▸ TASK TO CARRY OUT:
Report the number of lines that hold the string "rovinných". Leave out any other text.

▸ TASK DATA:
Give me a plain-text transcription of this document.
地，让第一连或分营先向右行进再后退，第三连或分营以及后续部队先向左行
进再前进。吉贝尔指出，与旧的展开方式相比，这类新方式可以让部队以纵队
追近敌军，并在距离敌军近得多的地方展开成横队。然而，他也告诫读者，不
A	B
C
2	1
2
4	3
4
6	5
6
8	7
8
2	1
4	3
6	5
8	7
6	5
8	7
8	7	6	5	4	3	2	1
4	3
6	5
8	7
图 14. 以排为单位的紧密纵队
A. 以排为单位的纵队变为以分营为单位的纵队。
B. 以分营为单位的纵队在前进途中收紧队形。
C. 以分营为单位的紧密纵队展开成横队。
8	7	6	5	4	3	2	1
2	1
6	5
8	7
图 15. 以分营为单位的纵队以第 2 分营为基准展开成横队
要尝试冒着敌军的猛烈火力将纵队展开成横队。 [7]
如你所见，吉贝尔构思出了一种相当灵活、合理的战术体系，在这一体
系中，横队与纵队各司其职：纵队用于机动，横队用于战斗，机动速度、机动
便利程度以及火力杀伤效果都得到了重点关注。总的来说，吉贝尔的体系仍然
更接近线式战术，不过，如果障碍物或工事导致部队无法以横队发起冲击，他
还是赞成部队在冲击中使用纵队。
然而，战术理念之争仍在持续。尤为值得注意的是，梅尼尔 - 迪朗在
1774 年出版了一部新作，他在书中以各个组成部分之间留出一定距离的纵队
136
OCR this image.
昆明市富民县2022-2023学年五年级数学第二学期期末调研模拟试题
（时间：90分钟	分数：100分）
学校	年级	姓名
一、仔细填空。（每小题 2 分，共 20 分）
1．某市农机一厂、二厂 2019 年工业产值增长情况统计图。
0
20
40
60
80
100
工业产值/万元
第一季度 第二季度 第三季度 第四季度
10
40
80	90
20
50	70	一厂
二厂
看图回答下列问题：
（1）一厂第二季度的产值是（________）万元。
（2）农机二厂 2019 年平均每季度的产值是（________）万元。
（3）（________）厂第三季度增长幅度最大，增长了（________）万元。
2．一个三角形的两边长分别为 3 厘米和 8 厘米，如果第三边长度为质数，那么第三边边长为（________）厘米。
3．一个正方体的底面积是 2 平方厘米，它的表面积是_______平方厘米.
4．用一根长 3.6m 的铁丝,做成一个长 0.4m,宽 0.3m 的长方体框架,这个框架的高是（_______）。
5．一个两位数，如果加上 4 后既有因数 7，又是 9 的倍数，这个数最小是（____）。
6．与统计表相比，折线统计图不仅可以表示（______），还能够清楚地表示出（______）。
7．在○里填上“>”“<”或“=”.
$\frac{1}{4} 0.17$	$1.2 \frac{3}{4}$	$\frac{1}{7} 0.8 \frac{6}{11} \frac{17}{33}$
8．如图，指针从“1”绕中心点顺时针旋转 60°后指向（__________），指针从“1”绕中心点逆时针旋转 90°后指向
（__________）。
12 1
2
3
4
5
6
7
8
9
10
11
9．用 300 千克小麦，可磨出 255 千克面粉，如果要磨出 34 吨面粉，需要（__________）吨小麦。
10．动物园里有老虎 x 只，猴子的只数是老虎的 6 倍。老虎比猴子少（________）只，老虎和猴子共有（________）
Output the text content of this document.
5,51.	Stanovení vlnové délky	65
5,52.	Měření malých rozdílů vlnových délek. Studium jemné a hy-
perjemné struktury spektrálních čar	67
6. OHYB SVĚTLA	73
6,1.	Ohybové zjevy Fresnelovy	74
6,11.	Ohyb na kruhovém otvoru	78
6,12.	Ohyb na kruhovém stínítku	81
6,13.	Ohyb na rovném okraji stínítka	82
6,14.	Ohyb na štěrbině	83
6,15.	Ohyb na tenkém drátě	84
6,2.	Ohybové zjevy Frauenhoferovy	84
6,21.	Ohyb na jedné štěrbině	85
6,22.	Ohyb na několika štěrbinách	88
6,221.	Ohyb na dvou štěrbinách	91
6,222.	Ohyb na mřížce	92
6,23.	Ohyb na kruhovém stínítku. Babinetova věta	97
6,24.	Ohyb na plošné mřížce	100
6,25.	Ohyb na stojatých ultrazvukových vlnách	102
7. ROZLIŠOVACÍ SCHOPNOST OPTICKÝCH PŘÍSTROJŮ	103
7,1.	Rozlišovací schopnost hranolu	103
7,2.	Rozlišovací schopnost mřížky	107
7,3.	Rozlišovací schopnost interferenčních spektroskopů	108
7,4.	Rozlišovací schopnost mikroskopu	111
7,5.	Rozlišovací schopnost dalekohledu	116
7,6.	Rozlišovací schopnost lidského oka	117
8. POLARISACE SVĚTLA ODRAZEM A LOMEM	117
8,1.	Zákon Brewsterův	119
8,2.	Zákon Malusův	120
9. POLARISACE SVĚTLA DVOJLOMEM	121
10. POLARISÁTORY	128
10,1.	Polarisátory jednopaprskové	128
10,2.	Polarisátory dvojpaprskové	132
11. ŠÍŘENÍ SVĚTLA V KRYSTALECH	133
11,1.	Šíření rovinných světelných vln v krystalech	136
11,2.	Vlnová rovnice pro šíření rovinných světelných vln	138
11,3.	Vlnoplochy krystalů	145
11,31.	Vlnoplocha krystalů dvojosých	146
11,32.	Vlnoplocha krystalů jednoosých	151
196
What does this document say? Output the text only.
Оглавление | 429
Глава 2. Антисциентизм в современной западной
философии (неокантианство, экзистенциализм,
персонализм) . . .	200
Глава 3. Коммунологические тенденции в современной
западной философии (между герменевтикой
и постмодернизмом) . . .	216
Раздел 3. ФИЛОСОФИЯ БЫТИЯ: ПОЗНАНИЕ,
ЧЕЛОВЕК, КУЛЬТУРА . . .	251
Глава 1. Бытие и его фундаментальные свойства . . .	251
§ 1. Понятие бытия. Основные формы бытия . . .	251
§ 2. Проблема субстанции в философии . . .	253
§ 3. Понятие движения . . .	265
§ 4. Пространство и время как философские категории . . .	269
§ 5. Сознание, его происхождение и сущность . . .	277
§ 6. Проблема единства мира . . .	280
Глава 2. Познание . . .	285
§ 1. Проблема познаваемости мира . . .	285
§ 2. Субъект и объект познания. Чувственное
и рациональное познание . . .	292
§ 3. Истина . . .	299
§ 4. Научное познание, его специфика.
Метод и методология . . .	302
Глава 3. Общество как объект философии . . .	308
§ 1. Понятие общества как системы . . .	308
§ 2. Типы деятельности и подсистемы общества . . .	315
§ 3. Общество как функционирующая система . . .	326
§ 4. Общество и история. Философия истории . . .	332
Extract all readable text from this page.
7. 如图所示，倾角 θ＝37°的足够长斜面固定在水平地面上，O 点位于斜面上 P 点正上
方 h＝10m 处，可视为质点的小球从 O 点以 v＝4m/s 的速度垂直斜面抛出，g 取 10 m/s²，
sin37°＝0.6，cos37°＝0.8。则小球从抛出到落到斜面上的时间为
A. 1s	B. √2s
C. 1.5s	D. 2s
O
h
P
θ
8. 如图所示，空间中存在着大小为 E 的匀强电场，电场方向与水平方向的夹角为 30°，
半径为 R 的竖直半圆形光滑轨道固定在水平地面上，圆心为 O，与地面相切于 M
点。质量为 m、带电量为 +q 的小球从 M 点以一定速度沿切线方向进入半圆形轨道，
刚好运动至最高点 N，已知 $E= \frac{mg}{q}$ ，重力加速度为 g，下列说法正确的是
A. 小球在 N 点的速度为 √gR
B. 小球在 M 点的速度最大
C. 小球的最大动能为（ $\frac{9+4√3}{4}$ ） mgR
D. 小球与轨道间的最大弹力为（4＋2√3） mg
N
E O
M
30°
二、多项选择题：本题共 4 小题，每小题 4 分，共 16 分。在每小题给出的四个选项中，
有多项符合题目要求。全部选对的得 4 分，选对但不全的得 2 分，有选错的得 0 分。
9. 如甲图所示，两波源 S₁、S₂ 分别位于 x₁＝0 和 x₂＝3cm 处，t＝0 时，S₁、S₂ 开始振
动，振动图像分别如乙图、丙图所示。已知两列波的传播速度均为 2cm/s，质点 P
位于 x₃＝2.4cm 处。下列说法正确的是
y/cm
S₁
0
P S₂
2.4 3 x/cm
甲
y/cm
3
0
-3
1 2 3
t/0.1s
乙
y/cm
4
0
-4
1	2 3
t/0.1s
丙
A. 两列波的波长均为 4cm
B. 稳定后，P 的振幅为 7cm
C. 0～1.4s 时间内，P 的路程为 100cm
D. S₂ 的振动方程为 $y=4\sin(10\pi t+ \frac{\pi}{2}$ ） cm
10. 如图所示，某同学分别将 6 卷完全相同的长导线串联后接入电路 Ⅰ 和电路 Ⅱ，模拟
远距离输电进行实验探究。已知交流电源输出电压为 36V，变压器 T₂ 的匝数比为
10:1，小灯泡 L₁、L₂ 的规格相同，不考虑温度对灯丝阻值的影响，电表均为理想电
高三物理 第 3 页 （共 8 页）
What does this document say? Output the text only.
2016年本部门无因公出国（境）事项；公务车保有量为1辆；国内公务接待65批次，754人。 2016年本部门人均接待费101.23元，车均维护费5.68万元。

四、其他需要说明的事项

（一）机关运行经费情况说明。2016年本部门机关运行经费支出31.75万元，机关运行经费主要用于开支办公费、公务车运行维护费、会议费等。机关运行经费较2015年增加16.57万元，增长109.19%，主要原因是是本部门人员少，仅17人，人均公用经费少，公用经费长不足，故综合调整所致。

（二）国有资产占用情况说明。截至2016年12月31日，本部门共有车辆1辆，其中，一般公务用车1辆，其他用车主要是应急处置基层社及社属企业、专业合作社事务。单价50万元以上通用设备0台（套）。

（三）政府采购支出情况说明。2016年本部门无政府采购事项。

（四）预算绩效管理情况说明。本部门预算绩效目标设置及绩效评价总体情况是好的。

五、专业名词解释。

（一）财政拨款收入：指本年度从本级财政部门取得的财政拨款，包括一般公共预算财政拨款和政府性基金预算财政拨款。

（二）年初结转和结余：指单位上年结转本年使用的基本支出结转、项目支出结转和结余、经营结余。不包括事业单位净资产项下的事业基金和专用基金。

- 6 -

▸ RESPONSE:
2